## SHORT TASK
Give the entries back exactly, dropping each image.

Begin

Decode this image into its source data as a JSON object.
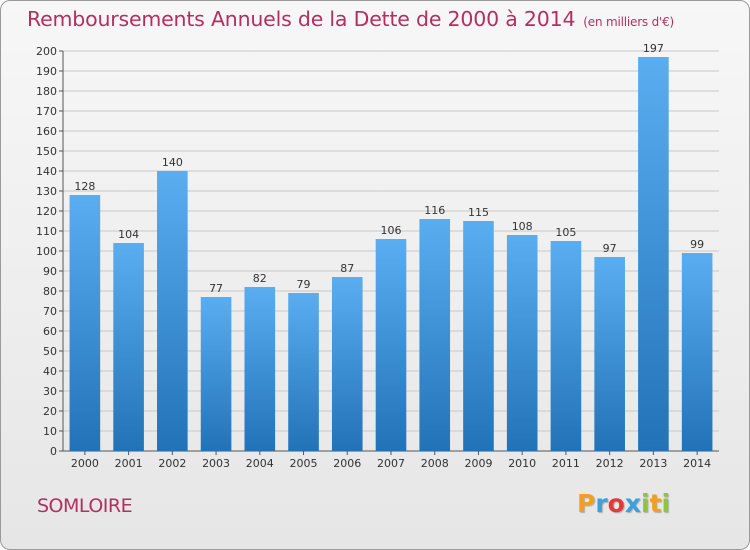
{
  "chart_data": {
    "type": "bar",
    "title": "Remboursements Annuels de la Dette de 2000 à 2014",
    "unit_note": "(en milliers d'€)",
    "categories": [
      "2000",
      "2001",
      "2002",
      "2003",
      "2004",
      "2005",
      "2006",
      "2007",
      "2008",
      "2009",
      "2010",
      "2011",
      "2012",
      "2013",
      "2014"
    ],
    "values": [
      128,
      104,
      140,
      77,
      82,
      79,
      87,
      106,
      116,
      115,
      108,
      105,
      97,
      197,
      99
    ],
    "ylim": [
      0,
      200
    ],
    "ytick_step": 10,
    "grid": true,
    "bar_color_top": "#5aaef0",
    "bar_color_bottom": "#2272b8"
  },
  "footer": {
    "commune": "SOMLOIRE",
    "logo_letters": [
      "P",
      "r",
      "o",
      "x",
      "i",
      "t",
      "i"
    ]
  }
}
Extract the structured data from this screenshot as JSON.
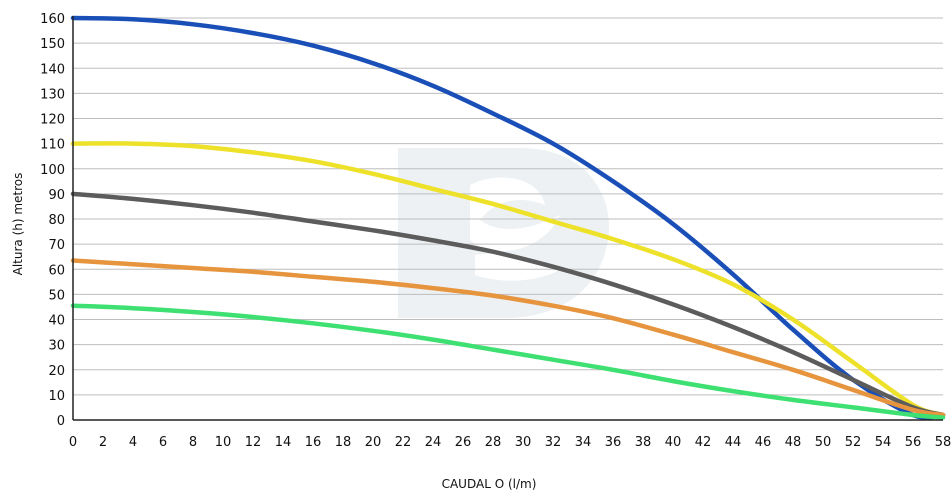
{
  "chart_data": {
    "type": "line",
    "title": "",
    "xlabel": "CAUDAL O (l/m)",
    "ylabel": "Altura (h) metros",
    "xlim": [
      0,
      58
    ],
    "ylim": [
      0,
      160
    ],
    "y_ticks": [
      0,
      10,
      20,
      30,
      40,
      50,
      60,
      70,
      80,
      90,
      100,
      110,
      120,
      130,
      140,
      150,
      160
    ],
    "x_ticks": [
      0,
      2,
      4,
      6,
      8,
      10,
      12,
      14,
      16,
      18,
      20,
      22,
      24,
      26,
      28,
      30,
      32,
      34,
      36,
      38,
      40,
      42,
      44,
      46,
      48,
      50,
      52,
      54,
      56,
      58
    ],
    "grid": "horizontal",
    "legend": "none",
    "series": [
      {
        "color": "#1a4fb8",
        "x": [
          0,
          4,
          8,
          12,
          16,
          20,
          24,
          28,
          32,
          36,
          40,
          44,
          48,
          52,
          56,
          58
        ],
        "y": [
          160,
          159.5,
          157.5,
          154,
          149,
          142,
          133,
          122,
          110,
          95,
          78,
          58,
          36,
          16,
          2,
          2
        ]
      },
      {
        "color": "#ede12a",
        "x": [
          0,
          4,
          8,
          12,
          16,
          20,
          24,
          28,
          32,
          36,
          40,
          44,
          48,
          52,
          56,
          58
        ],
        "y": [
          110,
          110,
          109,
          106.5,
          103,
          98,
          92,
          86,
          79,
          72,
          64,
          54,
          40,
          23,
          6,
          2
        ]
      },
      {
        "color": "#5c5c5c",
        "x": [
          0,
          4,
          8,
          12,
          16,
          20,
          24,
          28,
          32,
          36,
          40,
          44,
          48,
          52,
          56,
          58
        ],
        "y": [
          90,
          88,
          85.5,
          82.5,
          79,
          75.5,
          71.5,
          67,
          61,
          54,
          46,
          37,
          27,
          16,
          5,
          2
        ]
      },
      {
        "color": "#e6953e",
        "x": [
          0,
          4,
          8,
          12,
          16,
          20,
          24,
          28,
          32,
          36,
          40,
          44,
          48,
          52,
          56,
          58
        ],
        "y": [
          63.5,
          62,
          60.5,
          59,
          57,
          55,
          52.5,
          49.5,
          45.5,
          40.5,
          34,
          27,
          20,
          12,
          4,
          2
        ]
      },
      {
        "color": "#3ee071",
        "x": [
          0,
          4,
          8,
          12,
          16,
          20,
          24,
          28,
          32,
          36,
          40,
          44,
          48,
          52,
          56,
          58
        ],
        "y": [
          45.5,
          44.5,
          43,
          41,
          38.5,
          35.5,
          32,
          28,
          24,
          20,
          15.5,
          11.5,
          8,
          5,
          2,
          1
        ]
      }
    ]
  },
  "colors": {
    "grid": "#bdbdbd",
    "axis": "#222222",
    "watermark": "#dfe6ea"
  }
}
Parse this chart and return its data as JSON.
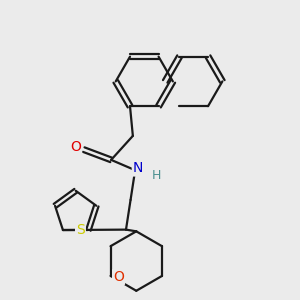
{
  "bg_color": "#ebebeb",
  "bond_color": "#1a1a1a",
  "bond_width": 1.6,
  "atom_colors": {
    "O_amide": "#e00000",
    "O_ring": "#e03000",
    "N": "#0000cc",
    "H": "#4a9090",
    "S": "#cccc00"
  }
}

End

## SOLUTION
Decode this image into its source data as a JSON object.
{
  "chart_data": {
    "type": "bar",
    "title": "Remboursements Annuels de la Dette de 2000 à 2014",
    "unit_note": "(en milliers d'€)",
    "categories": [
      "2000",
      "2001",
      "2002",
      "2003",
      "2004",
      "2005",
      "2006",
      "2007",
      "2008",
      "2009",
      "2010",
      "2011",
      "2012",
      "2013",
      "2014"
    ],
    "values": [
      128,
      104,
      140,
      77,
      82,
      79,
      87,
      106,
      116,
      115,
      108,
      105,
      97,
      197,
      99
    ],
    "ylim": [
      0,
      200
    ],
    "ytick_step": 10,
    "grid": true,
    "bar_color_top": "#5aaef0",
    "bar_color_bottom": "#2272b8"
  },
  "footer": {
    "commune": "SOMLOIRE",
    "logo_letters": [
      "P",
      "r",
      "o",
      "x",
      "i",
      "t",
      "i"
    ]
  }
}
Extract the structured data from this screenshot as JSON.
{
  "chart_data": {
    "type": "line",
    "title": "",
    "xlabel": "CAUDAL O (l/m)",
    "ylabel": "Altura (h) metros",
    "xlim": [
      0,
      58
    ],
    "ylim": [
      0,
      160
    ],
    "y_ticks": [
      0,
      10,
      20,
      30,
      40,
      50,
      60,
      70,
      80,
      90,
      100,
      110,
      120,
      130,
      140,
      150,
      160
    ],
    "x_ticks": [
      0,
      2,
      4,
      6,
      8,
      10,
      12,
      14,
      16,
      18,
      20,
      22,
      24,
      26,
      28,
      30,
      32,
      34,
      36,
      38,
      40,
      42,
      44,
      46,
      48,
      50,
      52,
      54,
      56,
      58
    ],
    "grid": "horizontal",
    "legend": "none",
    "series": [
      {
        "color": "#1a4fb8",
        "x": [
          0,
          4,
          8,
          12,
          16,
          20,
          24,
          28,
          32,
          36,
          40,
          44,
          48,
          52,
          56,
          58
        ],
        "y": [
          160,
          159.5,
          157.5,
          154,
          149,
          142,
          133,
          122,
          110,
          95,
          78,
          58,
          36,
          16,
          2,
          2
        ]
      },
      {
        "color": "#ede12a",
        "x": [
          0,
          4,
          8,
          12,
          16,
          20,
          24,
          28,
          32,
          36,
          40,
          44,
          48,
          52,
          56,
          58
        ],
        "y": [
          110,
          110,
          109,
          106.5,
          103,
          98,
          92,
          86,
          79,
          72,
          64,
          54,
          40,
          23,
          6,
          2
        ]
      },
      {
        "color": "#5c5c5c",
        "x": [
          0,
          4,
          8,
          12,
          16,
          20,
          24,
          28,
          32,
          36,
          40,
          44,
          48,
          52,
          56,
          58
        ],
        "y": [
          90,
          88,
          85.5,
          82.5,
          79,
          75.5,
          71.5,
          67,
          61,
          54,
          46,
          37,
          27,
          16,
          5,
          2
        ]
      },
      {
        "color": "#e6953e",
        "x": [
          0,
          4,
          8,
          12,
          16,
          20,
          24,
          28,
          32,
          36,
          40,
          44,
          48,
          52,
          56,
          58
        ],
        "y": [
          63.5,
          62,
          60.5,
          59,
          57,
          55,
          52.5,
          49.5,
          45.5,
          40.5,
          34,
          27,
          20,
          12,
          4,
          2
        ]
      },
      {
        "color": "#3ee071",
        "x": [
          0,
          4,
          8,
          12,
          16,
          20,
          24,
          28,
          32,
          36,
          40,
          44,
          48,
          52,
          56,
          58
        ],
        "y": [
          45.5,
          44.5,
          43,
          41,
          38.5,
          35.5,
          32,
          28,
          24,
          20,
          15.5,
          11.5,
          8,
          5,
          2,
          1
        ]
      }
    ]
  },
  "colors": {
    "grid": "#bdbdbd",
    "axis": "#222222",
    "watermark": "#dfe6ea"
  }
}
Parse this chart and return its data as JSON.
{
  "bg_color": "#ebebeb",
  "bond_color": "#1a1a1a",
  "bond_width": 1.6,
  "atom_colors": {
    "O_amide": "#e00000",
    "O_ring": "#e03000",
    "N": "#0000cc",
    "H": "#4a9090",
    "S": "#cccc00"
  }
}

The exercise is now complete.